Drop every picture and give the entries back exactly.

--- Start of Information provided ---

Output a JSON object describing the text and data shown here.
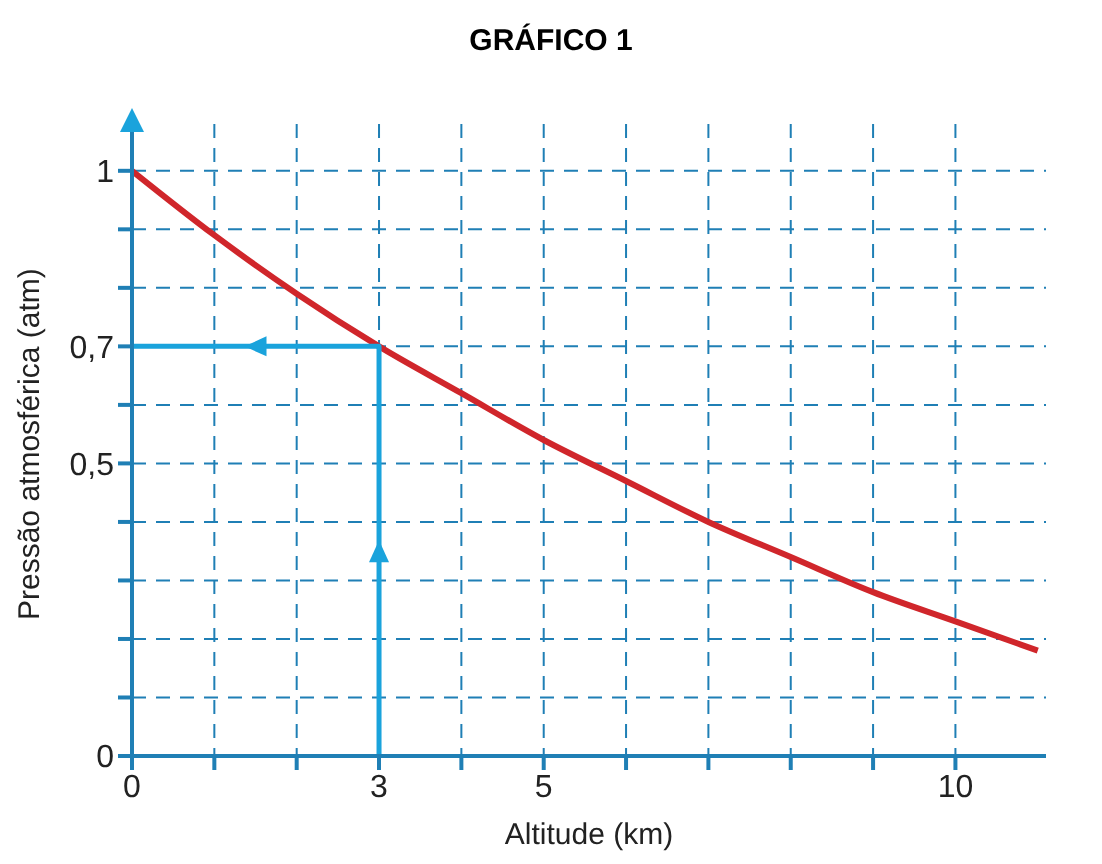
{
  "chart_data": {
    "type": "line",
    "title": "GRÁFICO 1",
    "xlabel": "Altitude (km)",
    "ylabel": "Pressão atmosférica (atm)",
    "xlim": [
      0,
      11.1
    ],
    "ylim": [
      0,
      1.08
    ],
    "xticks": [
      0,
      {
        "value": 1,
        "label": null
      },
      {
        "value": 2,
        "label": null
      },
      3,
      {
        "value": 4,
        "label": null
      },
      5,
      {
        "value": 6,
        "label": null
      },
      {
        "value": 7,
        "label": null
      },
      {
        "value": 8,
        "label": null
      },
      {
        "value": 9,
        "label": null
      },
      10
    ],
    "yticks": [
      0,
      {
        "value": 0.1,
        "label": null
      },
      {
        "value": 0.2,
        "label": null
      },
      {
        "value": 0.3,
        "label": null
      },
      {
        "value": 0.4,
        "label": null
      },
      {
        "value": 0.5,
        "label": "0,5"
      },
      {
        "value": 0.6,
        "label": null
      },
      {
        "value": 0.7,
        "label": "0,7"
      },
      {
        "value": 0.8,
        "label": null
      },
      {
        "value": 0.9,
        "label": null
      },
      1
    ],
    "grid": true,
    "series": [
      {
        "color": "#d0262b",
        "x": [
          0,
          1,
          2,
          3,
          4,
          5,
          6,
          7,
          8,
          9,
          10,
          11
        ],
        "values": [
          1,
          0.89,
          0.79,
          0.7,
          0.62,
          0.54,
          0.47,
          0.4,
          0.34,
          0.28,
          0.23,
          0.18
        ]
      },
      {
        "color": "#1aa3dc",
        "x": [
          3,
          3,
          0
        ],
        "values": [
          0,
          0.7,
          0.7
        ]
      }
    ]
  }
}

--- End of Information provided ---

Exercise solution:
Output a JSON object describing the text and data shown here.
{
  "chart_data": {
    "type": "line",
    "title": "GRÁFICO 1",
    "xlabel": "Altitude (km)",
    "ylabel": "Pressão atmosférica (atm)",
    "xlim": [
      0,
      11.1
    ],
    "ylim": [
      0,
      1.08
    ],
    "xticks": [
      0,
      {
        "value": 1,
        "label": null
      },
      {
        "value": 2,
        "label": null
      },
      3,
      {
        "value": 4,
        "label": null
      },
      5,
      {
        "value": 6,
        "label": null
      },
      {
        "value": 7,
        "label": null
      },
      {
        "value": 8,
        "label": null
      },
      {
        "value": 9,
        "label": null
      },
      10
    ],
    "yticks": [
      0,
      {
        "value": 0.1,
        "label": null
      },
      {
        "value": 0.2,
        "label": null
      },
      {
        "value": 0.3,
        "label": null
      },
      {
        "value": 0.4,
        "label": null
      },
      {
        "value": 0.5,
        "label": "0,5"
      },
      {
        "value": 0.6,
        "label": null
      },
      {
        "value": 0.7,
        "label": "0,7"
      },
      {
        "value": 0.8,
        "label": null
      },
      {
        "value": 0.9,
        "label": null
      },
      1
    ],
    "grid": true,
    "series": [
      {
        "color": "#d0262b",
        "x": [
          0,
          1,
          2,
          3,
          4,
          5,
          6,
          7,
          8,
          9,
          10,
          11
        ],
        "values": [
          1,
          0.89,
          0.79,
          0.7,
          0.62,
          0.54,
          0.47,
          0.4,
          0.34,
          0.28,
          0.23,
          0.18
        ]
      },
      {
        "color": "#1aa3dc",
        "x": [
          3,
          3,
          0
        ],
        "values": [
          0,
          0.7,
          0.7
        ]
      }
    ]
  }
}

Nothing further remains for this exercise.